WRITTEN TASK:
Answer with nothing except the number of lines that contain the word "text".

RECORD EXCERPTS:
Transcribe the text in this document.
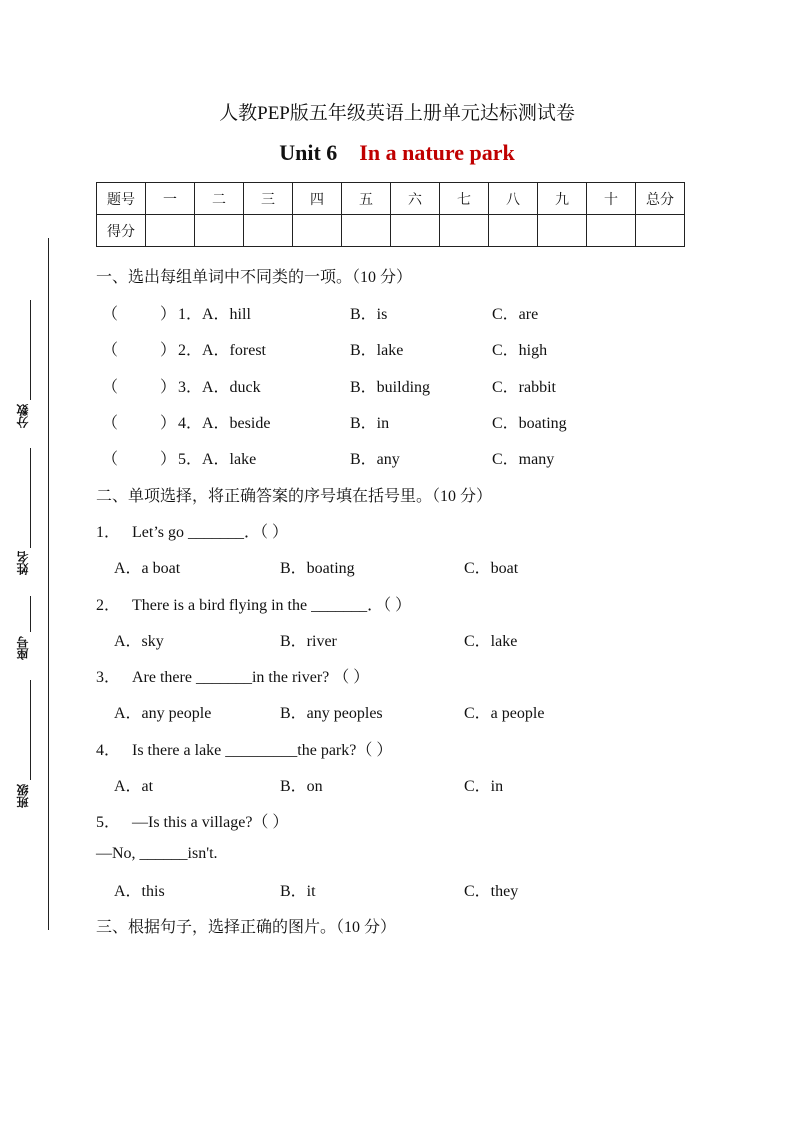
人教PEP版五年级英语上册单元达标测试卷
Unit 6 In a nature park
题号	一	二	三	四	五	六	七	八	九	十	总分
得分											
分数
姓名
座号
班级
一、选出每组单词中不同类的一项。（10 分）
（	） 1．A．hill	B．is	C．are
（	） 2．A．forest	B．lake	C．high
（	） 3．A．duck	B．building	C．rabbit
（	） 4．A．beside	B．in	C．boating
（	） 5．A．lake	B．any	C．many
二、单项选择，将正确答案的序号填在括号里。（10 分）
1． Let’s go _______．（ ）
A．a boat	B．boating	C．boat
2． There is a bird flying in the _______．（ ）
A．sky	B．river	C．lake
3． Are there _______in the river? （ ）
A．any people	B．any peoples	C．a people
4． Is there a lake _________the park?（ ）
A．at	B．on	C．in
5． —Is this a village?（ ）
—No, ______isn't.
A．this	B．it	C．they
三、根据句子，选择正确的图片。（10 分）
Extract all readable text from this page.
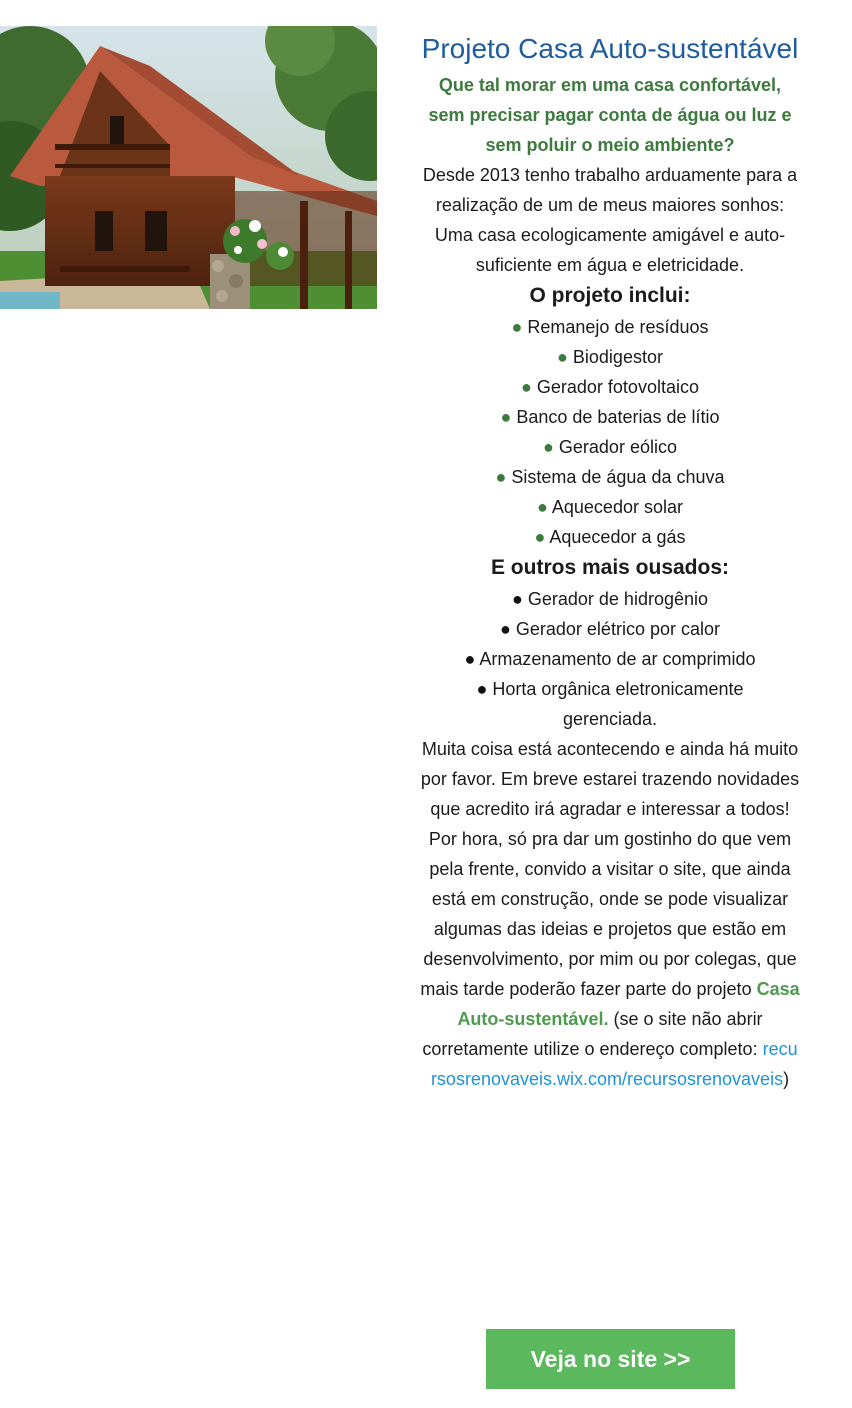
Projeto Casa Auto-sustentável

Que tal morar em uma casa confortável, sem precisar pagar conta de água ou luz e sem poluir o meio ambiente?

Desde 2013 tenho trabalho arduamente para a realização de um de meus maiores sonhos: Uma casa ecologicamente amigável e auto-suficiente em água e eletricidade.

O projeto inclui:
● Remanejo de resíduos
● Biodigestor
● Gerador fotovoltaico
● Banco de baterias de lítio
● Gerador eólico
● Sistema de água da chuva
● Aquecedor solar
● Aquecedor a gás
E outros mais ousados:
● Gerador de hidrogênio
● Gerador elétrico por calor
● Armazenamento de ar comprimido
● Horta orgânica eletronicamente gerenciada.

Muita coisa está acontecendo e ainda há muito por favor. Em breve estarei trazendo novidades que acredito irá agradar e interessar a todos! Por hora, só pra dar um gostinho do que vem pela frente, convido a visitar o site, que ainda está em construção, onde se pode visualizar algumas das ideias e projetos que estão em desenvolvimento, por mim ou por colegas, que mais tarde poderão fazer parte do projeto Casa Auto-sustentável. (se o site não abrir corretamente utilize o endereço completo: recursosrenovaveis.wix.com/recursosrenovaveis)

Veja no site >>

==

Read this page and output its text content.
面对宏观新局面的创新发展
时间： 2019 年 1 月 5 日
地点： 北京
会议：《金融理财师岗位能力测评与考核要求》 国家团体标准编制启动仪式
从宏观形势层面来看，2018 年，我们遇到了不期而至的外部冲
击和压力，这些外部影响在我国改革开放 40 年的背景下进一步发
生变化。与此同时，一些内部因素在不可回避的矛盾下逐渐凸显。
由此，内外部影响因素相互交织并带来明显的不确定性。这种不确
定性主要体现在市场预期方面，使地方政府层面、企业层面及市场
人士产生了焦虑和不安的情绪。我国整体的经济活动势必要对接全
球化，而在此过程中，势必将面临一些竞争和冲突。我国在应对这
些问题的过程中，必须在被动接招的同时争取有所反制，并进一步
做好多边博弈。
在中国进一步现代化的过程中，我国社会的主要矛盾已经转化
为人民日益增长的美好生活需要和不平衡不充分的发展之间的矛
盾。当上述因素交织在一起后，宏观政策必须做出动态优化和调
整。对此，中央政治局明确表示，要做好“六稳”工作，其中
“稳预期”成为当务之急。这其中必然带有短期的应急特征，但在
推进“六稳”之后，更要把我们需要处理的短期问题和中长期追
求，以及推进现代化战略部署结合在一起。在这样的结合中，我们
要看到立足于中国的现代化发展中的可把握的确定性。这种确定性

SOLUTION TO THIS EXERCISE:
3